**Work to do:** Copy out the entries in full and with complete accuracy; pictures are excluded.

**Records to use:**
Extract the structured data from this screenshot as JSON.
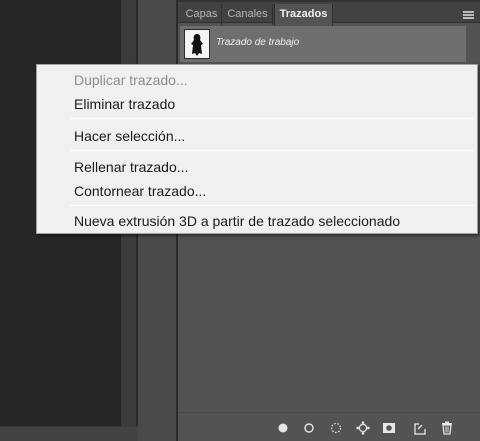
{
  "panel": {
    "tabs": [
      {
        "label": "Capas",
        "active": false
      },
      {
        "label": "Canales",
        "active": false
      },
      {
        "label": "Trazados",
        "active": true
      }
    ],
    "menu_icon": "hamburger-icon",
    "paths": [
      {
        "name": "Trazado de trabajo",
        "selected": true
      }
    ],
    "bottom_icons": [
      "fill-path-icon",
      "stroke-path-icon",
      "load-selection-icon",
      "make-work-path-icon",
      "add-mask-icon",
      "new-path-icon",
      "delete-icon"
    ]
  },
  "context_menu": {
    "items": [
      {
        "label": "Duplicar trazado...",
        "enabled": false
      },
      {
        "label": "Eliminar trazado",
        "enabled": true
      },
      {
        "label": "Hacer selección...",
        "enabled": true
      },
      {
        "label": "Rellenar trazado...",
        "enabled": true
      },
      {
        "label": "Contornear trazado...",
        "enabled": true
      },
      {
        "label": "Nueva extrusión 3D a partir de trazado seleccionado",
        "enabled": true
      }
    ]
  },
  "colors": {
    "panel_bg": "#535353",
    "selected_row": "#6e6e6e",
    "menu_bg": "#f0f0f0",
    "disabled_text": "#8d8d8d"
  }
}
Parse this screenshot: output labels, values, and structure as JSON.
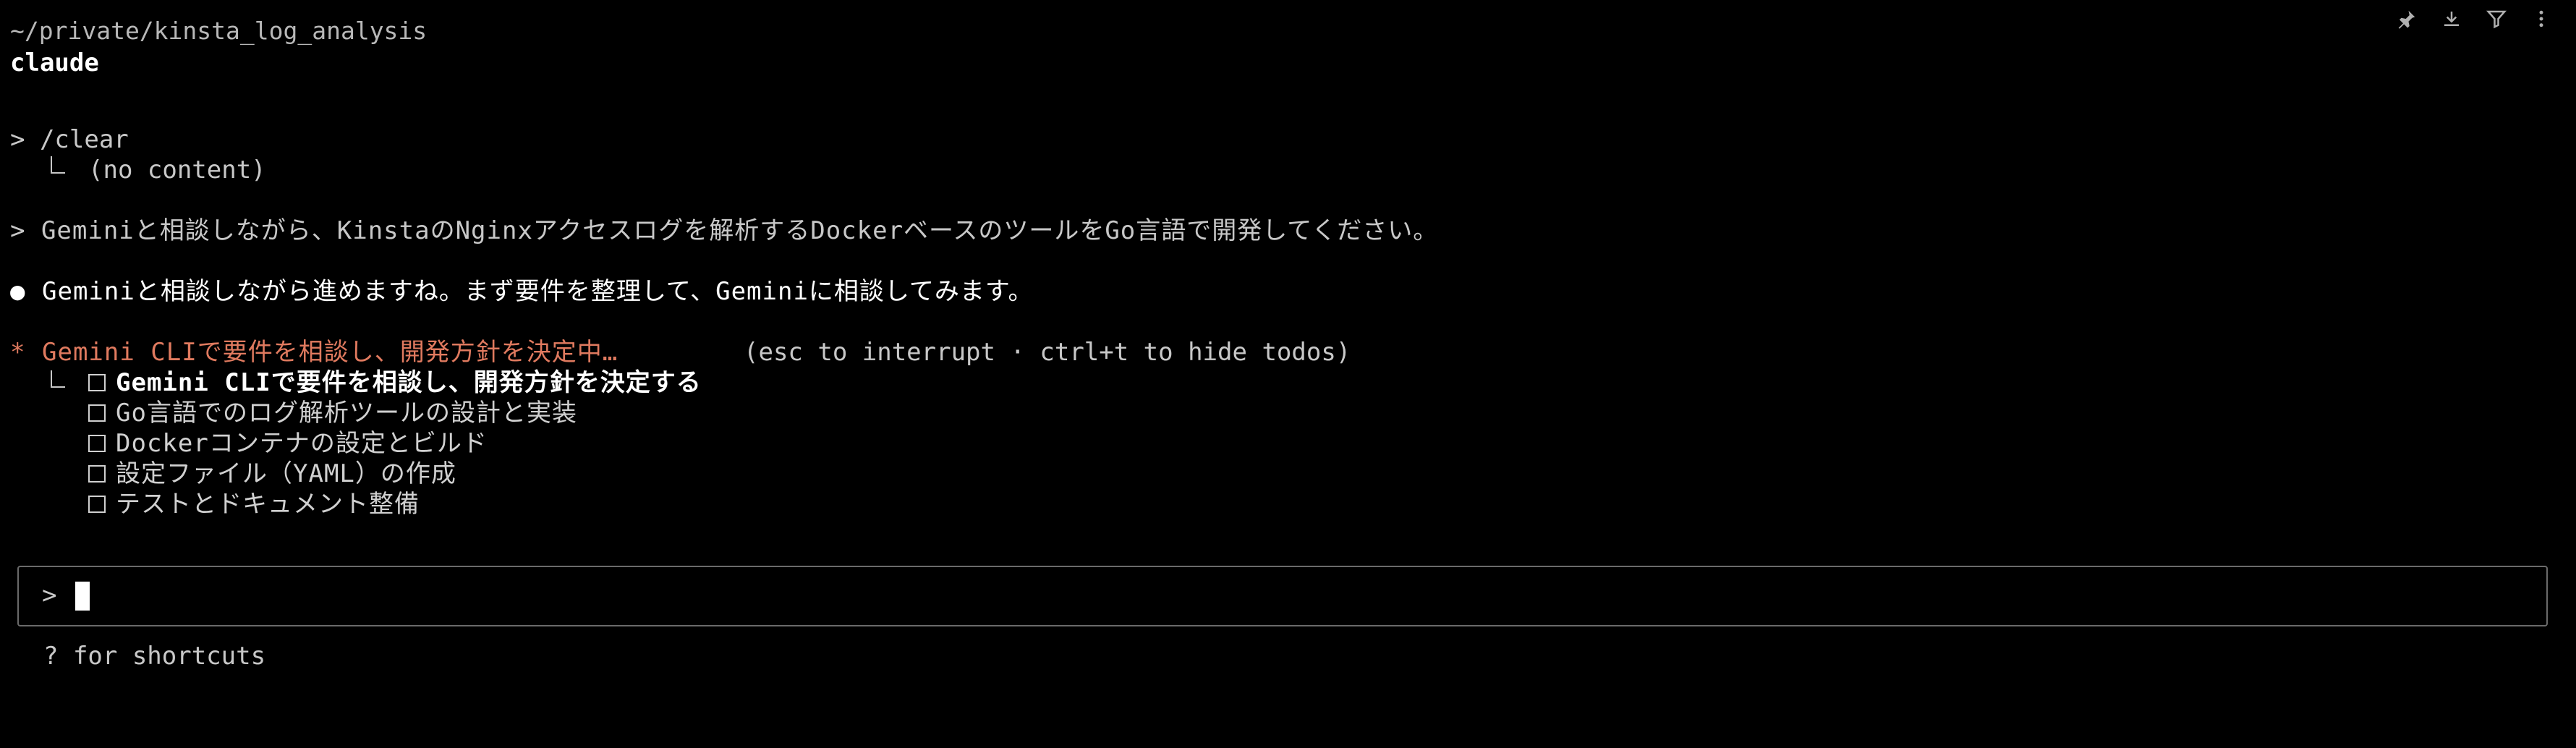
{
  "header": {
    "path": "~/private/kinsta_log_analysis",
    "title": "claude"
  },
  "toolbar": {
    "icons": [
      "pin-icon",
      "download-icon",
      "filter-icon",
      "more-icon"
    ]
  },
  "history": {
    "clear_cmd": "> /clear",
    "clear_result": "(no content)",
    "user_prompt": "> Geminiと相談しながら、KinstaのNginxアクセスログを解析するDockerベースのツールをGo言語で開発してください。",
    "assistant_bullet": "●",
    "assistant_message": "Geminiと相談しながら進めますね。まず要件を整理して、Geminiに相談してみます。"
  },
  "status": {
    "spinner": "*",
    "activity": "Gemini CLIで要件を相談し、開発方針を決定中…",
    "hint": "(esc to interrupt · ctrl+t to hide todos)"
  },
  "todos": [
    {
      "label": "Gemini CLIで要件を相談し、開発方針を決定する",
      "active": true,
      "done": false
    },
    {
      "label": "Go言語でのログ解析ツールの設計と実装",
      "active": false,
      "done": false
    },
    {
      "label": "Dockerコンテナの設定とビルド",
      "active": false,
      "done": false
    },
    {
      "label": "設定ファイル（YAML）の作成",
      "active": false,
      "done": false
    },
    {
      "label": "テストとドキュメント整備",
      "active": false,
      "done": false
    }
  ],
  "input": {
    "prompt": ">",
    "value": ""
  },
  "footer": {
    "shortcuts": "? for shortcuts"
  },
  "colors": {
    "background": "#000000",
    "text": "#d0d0d0",
    "accent": "#e07a5f",
    "border": "#6a6a6a"
  }
}
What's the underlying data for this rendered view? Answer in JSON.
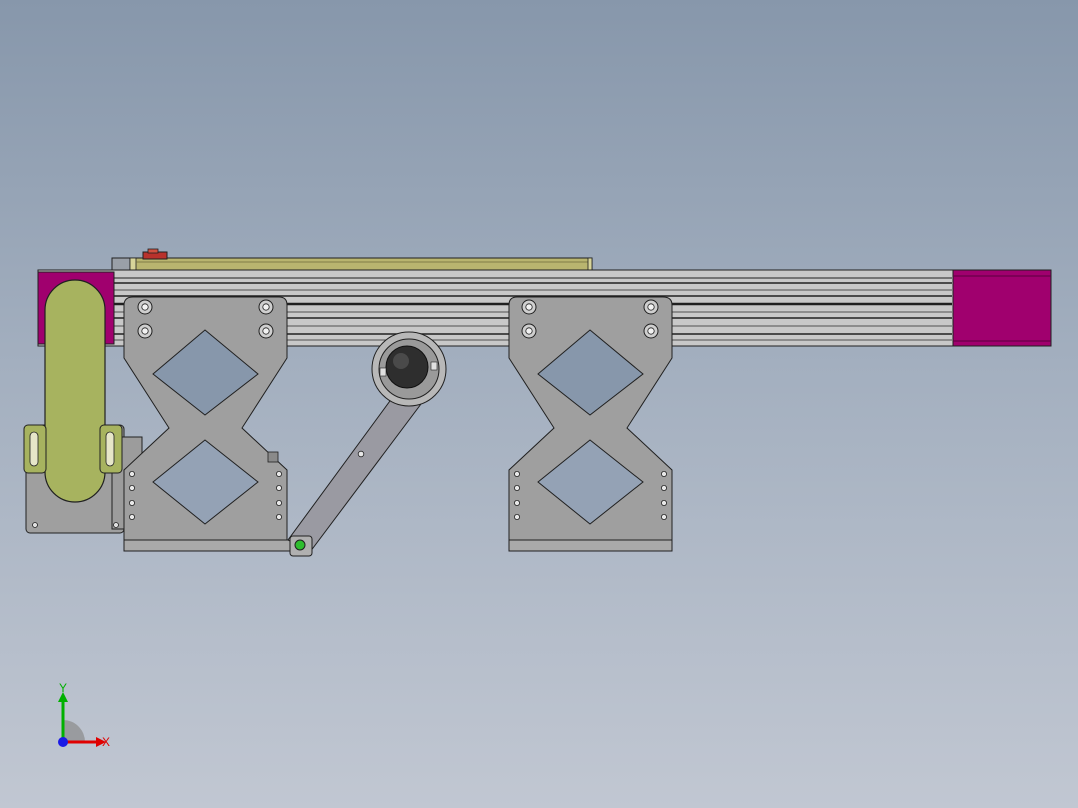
{
  "viewport": {
    "view_name": "Front",
    "background_colors": [
      "#8797ab",
      "#c1c7d2"
    ]
  },
  "model": {
    "colors": {
      "magenta_end_blocks": "#a0006e",
      "olive_parts": "#a7b35f",
      "olive_cover": "#b9b56f",
      "steel": "#9f9f9f",
      "steel_dark": "#5e5e5e",
      "outline": "#202020",
      "rail": "#c8c8c8",
      "highlight_green": "#2ebd2e",
      "red_knob": "#b8322c"
    }
  },
  "triad": {
    "x_label": "X",
    "y_label": "Y",
    "x_color": "#e00000",
    "y_color": "#00b000",
    "z_color": "#1a1ae6"
  }
}
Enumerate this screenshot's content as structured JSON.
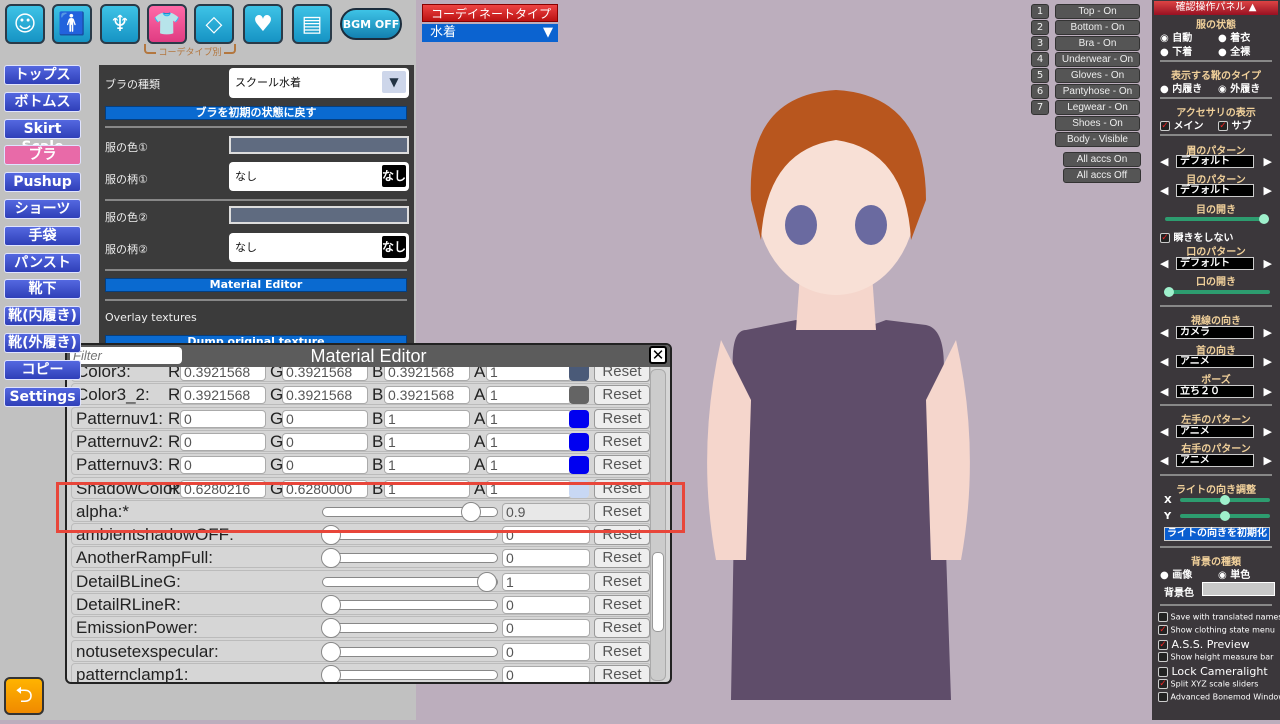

**Solution:**
Extract the structured data from this screenshot as JSON.
{
  "panel": {
    "tabs": [
      {
        "label": "Capas",
        "active": false
      },
      {
        "label": "Canales",
        "active": false
      },
      {
        "label": "Trazados",
        "active": true
      }
    ],
    "menu_icon": "hamburger-icon",
    "paths": [
      {
        "name": "Trazado de trabajo",
        "selected": true
      }
    ],
    "bottom_icons": [
      "fill-path-icon",
      "stroke-path-icon",
      "load-selection-icon",
      "make-work-path-icon",
      "add-mask-icon",
      "new-path-icon",
      "delete-icon"
    ]
  },
  "context_menu": {
    "items": [
      {
        "label": "Duplicar trazado...",
        "enabled": false
      },
      {
        "label": "Eliminar trazado",
        "enabled": true
      },
      {
        "label": "Hacer selección...",
        "enabled": true
      },
      {
        "label": "Rellenar trazado...",
        "enabled": true
      },
      {
        "label": "Contornear trazado...",
        "enabled": true
      },
      {
        "label": "Nueva extrusión 3D a partir de trazado seleccionado",
        "enabled": true
      }
    ]
  },
  "colors": {
    "panel_bg": "#535353",
    "selected_row": "#6e6e6e",
    "menu_bg": "#f0f0f0",
    "disabled_text": "#8d8d8d"
  }
}
Parse this screenshot: output labels, values, and structure as JSON.
{
  "header": {
    "path": "~/private/kinsta_log_analysis",
    "title": "claude"
  },
  "toolbar": {
    "icons": [
      "pin-icon",
      "download-icon",
      "filter-icon",
      "more-icon"
    ]
  },
  "history": {
    "clear_cmd": "> /clear",
    "clear_result": "(no content)",
    "user_prompt": "> Geminiと相談しながら、KinstaのNginxアクセスログを解析するDockerベースのツールをGo言語で開発してください。",
    "assistant_bullet": "●",
    "assistant_message": "Geminiと相談しながら進めますね。まず要件を整理して、Geminiに相談してみます。"
  },
  "status": {
    "spinner": "*",
    "activity": "Gemini CLIで要件を相談し、開発方針を決定中…",
    "hint": "(esc to interrupt · ctrl+t to hide todos)"
  },
  "todos": [
    {
      "label": "Gemini CLIで要件を相談し、開発方針を決定する",
      "active": true,
      "done": false
    },
    {
      "label": "Go言語でのログ解析ツールの設計と実装",
      "active": false,
      "done": false
    },
    {
      "label": "Dockerコンテナの設定とビルド",
      "active": false,
      "done": false
    },
    {
      "label": "設定ファイル（YAML）の作成",
      "active": false,
      "done": false
    },
    {
      "label": "テストとドキュメント整備",
      "active": false,
      "done": false
    }
  ],
  "input": {
    "prompt": ">",
    "value": ""
  },
  "footer": {
    "shortcuts": "? for shortcuts"
  },
  "colors": {
    "background": "#000000",
    "text": "#d0d0d0",
    "accent": "#e07a5f",
    "border": "#6a6a6a"
  }
}
What's the underlying data for this rendered view? Answer in JSON.
{
  "viewport": {
    "view_name": "Front",
    "background_colors": [
      "#8797ab",
      "#c1c7d2"
    ]
  },
  "model": {
    "colors": {
      "magenta_end_blocks": "#a0006e",
      "olive_parts": "#a7b35f",
      "olive_cover": "#b9b56f",
      "steel": "#9f9f9f",
      "steel_dark": "#5e5e5e",
      "outline": "#202020",
      "rail": "#c8c8c8",
      "highlight_green": "#2ebd2e",
      "red_knob": "#b8322c"
    }
  },
  "triad": {
    "x_label": "X",
    "y_label": "Y",
    "x_color": "#e00000",
    "y_color": "#00b000",
    "z_color": "#1a1ae6"
  }
}
Enumerate this screenshot's content as structured JSON.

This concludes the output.